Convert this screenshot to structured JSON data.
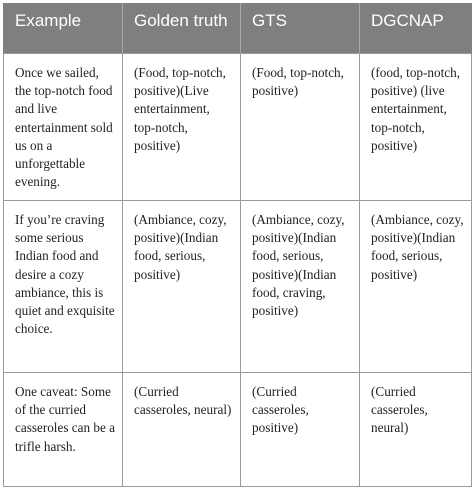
{
  "table": {
    "headers": [
      "Example",
      "Golden truth",
      "GTS",
      "DGCNAP"
    ],
    "rows": [
      {
        "example": "Once we sailed, the top-notch food and live entertainment sold us on a unforgettable evening.",
        "golden": "(Food, top-notch, positive)(Live entertainment, top-notch, positive)",
        "gts": "(Food, top-notch, positive)",
        "dgcnap": "(food, top-notch, positive) (live entertainment, top-notch, positive)"
      },
      {
        "example": "If you’re craving some serious Indian food and desire a cozy ambiance, this is quiet and exquisite choice.",
        "golden": "(Ambiance, cozy, positive)(Indian food, serious, positive)",
        "gts": "(Ambiance, cozy, positive)(Indian food, serious, positive)(Indian food, craving, positive)",
        "dgcnap": "(Ambiance, cozy, positive)(Indian food, serious, positive)"
      },
      {
        "example": "One caveat: Some of the curried casseroles can be a trifle harsh.",
        "golden": "(Curried casseroles, neural)",
        "gts": "(Curried casseroles, positive)",
        "dgcnap": "(Curried casseroles, neural)"
      }
    ]
  }
}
————
> DIRECTIONS:
Quote the full listing above word for word; exclude every picture from the copy.

> SOLUTION BELOW:
Convert this screenshot to structured JSON data.
{
  "table": {
    "headers": [
      "Example",
      "Golden truth",
      "GTS",
      "DGCNAP"
    ],
    "rows": [
      {
        "example": "Once we sailed, the top-notch food and live entertainment sold us on a unforgettable evening.",
        "golden": "(Food, top-notch, positive)(Live entertainment, top-notch, positive)",
        "gts": "(Food, top-notch, positive)",
        "dgcnap": "(food, top-notch, positive) (live entertainment, top-notch, positive)"
      },
      {
        "example": "If you’re craving some serious Indian food and desire a cozy ambiance, this is quiet and exquisite choice.",
        "golden": "(Ambiance, cozy, positive)(Indian food, serious, positive)",
        "gts": "(Ambiance, cozy, positive)(Indian food, serious, positive)(Indian food, craving, positive)",
        "dgcnap": "(Ambiance, cozy, positive)(Indian food, serious, positive)"
      },
      {
        "example": "One caveat: Some of the curried casseroles can be a trifle harsh.",
        "golden": "(Curried casseroles, neural)",
        "gts": "(Curried casseroles, positive)",
        "dgcnap": "(Curried casseroles, neural)"
      }
    ]
  }
}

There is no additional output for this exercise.